Reproduce the records that follow exactly as they appear.

--------------------------------------------------

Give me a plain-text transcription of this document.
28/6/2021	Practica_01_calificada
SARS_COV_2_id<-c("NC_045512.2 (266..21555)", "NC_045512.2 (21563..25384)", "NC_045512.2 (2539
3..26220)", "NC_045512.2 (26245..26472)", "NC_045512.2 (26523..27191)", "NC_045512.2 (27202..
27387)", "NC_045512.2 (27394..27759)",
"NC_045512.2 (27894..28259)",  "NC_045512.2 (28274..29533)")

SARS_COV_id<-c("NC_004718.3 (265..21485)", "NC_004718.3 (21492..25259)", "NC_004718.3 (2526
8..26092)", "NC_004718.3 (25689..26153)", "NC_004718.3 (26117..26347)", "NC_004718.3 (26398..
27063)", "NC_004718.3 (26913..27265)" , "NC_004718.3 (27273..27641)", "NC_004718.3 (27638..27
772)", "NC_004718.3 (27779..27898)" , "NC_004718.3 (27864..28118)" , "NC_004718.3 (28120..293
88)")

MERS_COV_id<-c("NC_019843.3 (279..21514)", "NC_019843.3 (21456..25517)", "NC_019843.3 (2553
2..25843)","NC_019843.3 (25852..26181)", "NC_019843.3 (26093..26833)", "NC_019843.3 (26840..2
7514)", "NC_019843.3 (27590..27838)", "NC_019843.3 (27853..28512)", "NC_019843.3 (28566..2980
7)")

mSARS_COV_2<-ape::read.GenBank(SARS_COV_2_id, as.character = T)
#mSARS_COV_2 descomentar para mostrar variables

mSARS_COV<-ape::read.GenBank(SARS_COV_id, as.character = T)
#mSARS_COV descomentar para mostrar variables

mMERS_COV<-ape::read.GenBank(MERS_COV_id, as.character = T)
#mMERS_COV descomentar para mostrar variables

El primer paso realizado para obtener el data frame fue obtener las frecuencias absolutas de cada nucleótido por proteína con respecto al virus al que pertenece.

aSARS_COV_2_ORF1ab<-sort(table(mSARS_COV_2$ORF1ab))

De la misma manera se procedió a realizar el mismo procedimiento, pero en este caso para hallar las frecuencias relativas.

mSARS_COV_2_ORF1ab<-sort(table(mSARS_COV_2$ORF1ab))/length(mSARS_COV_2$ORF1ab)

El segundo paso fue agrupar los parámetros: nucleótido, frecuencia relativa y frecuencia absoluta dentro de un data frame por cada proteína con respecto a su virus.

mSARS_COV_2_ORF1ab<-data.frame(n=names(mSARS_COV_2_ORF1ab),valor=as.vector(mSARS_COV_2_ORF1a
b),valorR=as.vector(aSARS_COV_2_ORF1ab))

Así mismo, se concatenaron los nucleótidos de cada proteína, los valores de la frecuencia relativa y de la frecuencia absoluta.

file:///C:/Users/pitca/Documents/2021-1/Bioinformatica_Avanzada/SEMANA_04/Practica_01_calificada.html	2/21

--------------------------------------------------

• **REPLY TO THE EXERCISE**
Give me a plain-text transcription of this document.
28/6/2021	Practica_01_calificada
SARS_COV_2_id<-c("NC_045512.2 (266..21555)", "NC_045512.2 (21563..25384)", "NC_045512.2 (2539
3..26220)", "NC_045512.2 (26245..26472)", "NC_045512.2 (26523..27191)", "NC_045512.2 (27202..
27387)", "NC_045512.2 (27394..27759)",
"NC_045512.2 (27894..28259)",  "NC_045512.2 (28274..29533)")

SARS_COV_id<-c("NC_004718.3 (265..21485)", "NC_004718.3 (21492..25259)", "NC_004718.3 (2526
8..26092)", "NC_004718.3 (25689..26153)", "NC_004718.3 (26117..26347)", "NC_004718.3 (26398..
27063)", "NC_004718.3 (26913..27265)" , "NC_004718.3 (27273..27641)", "NC_004718.3 (27638..27
772)", "NC_004718.3 (27779..27898)" , "NC_004718.3 (27864..28118)" , "NC_004718.3 (28120..293
88)")

MERS_COV_id<-c("NC_019843.3 (279..21514)", "NC_019843.3 (21456..25517)", "NC_019843.3 (2553
2..25843)","NC_019843.3 (25852..26181)", "NC_019843.3 (26093..26833)", "NC_019843.3 (26840..2
7514)", "NC_019843.3 (27590..27838)", "NC_019843.3 (27853..28512)", "NC_019843.3 (28566..2980
7)")

mSARS_COV_2<-ape::read.GenBank(SARS_COV_2_id, as.character = T)
#mSARS_COV_2 descomentar para mostrar variables

mSARS_COV<-ape::read.GenBank(SARS_COV_id, as.character = T)
#mSARS_COV descomentar para mostrar variables

mMERS_COV<-ape::read.GenBank(MERS_COV_id, as.character = T)
#mMERS_COV descomentar para mostrar variables

El primer paso realizado para obtener el data frame fue obtener las frecuencias absolutas de cada nucleótido por proteína con respecto al virus al que pertenece.

aSARS_COV_2_ORF1ab<-sort(table(mSARS_COV_2$ORF1ab))

De la misma manera se procedió a realizar el mismo procedimiento, pero en este caso para hallar las frecuencias relativas.

mSARS_COV_2_ORF1ab<-sort(table(mSARS_COV_2$ORF1ab))/length(mSARS_COV_2$ORF1ab)

El segundo paso fue agrupar los parámetros: nucleótido, frecuencia relativa y frecuencia absoluta dentro de un data frame por cada proteína con respecto a su virus.

mSARS_COV_2_ORF1ab<-data.frame(n=names(mSARS_COV_2_ORF1ab),valor=as.vector(mSARS_COV_2_ORF1a
b),valorR=as.vector(aSARS_COV_2_ORF1ab))

Así mismo, se concatenaron los nucleótidos de cada proteína, los valores de la frecuencia relativa y de la frecuencia absoluta.

file:///C:/Users/pitca/Documents/2021-1/Bioinformatica_Avanzada/SEMANA_04/Practica_01_calificada.html	2/21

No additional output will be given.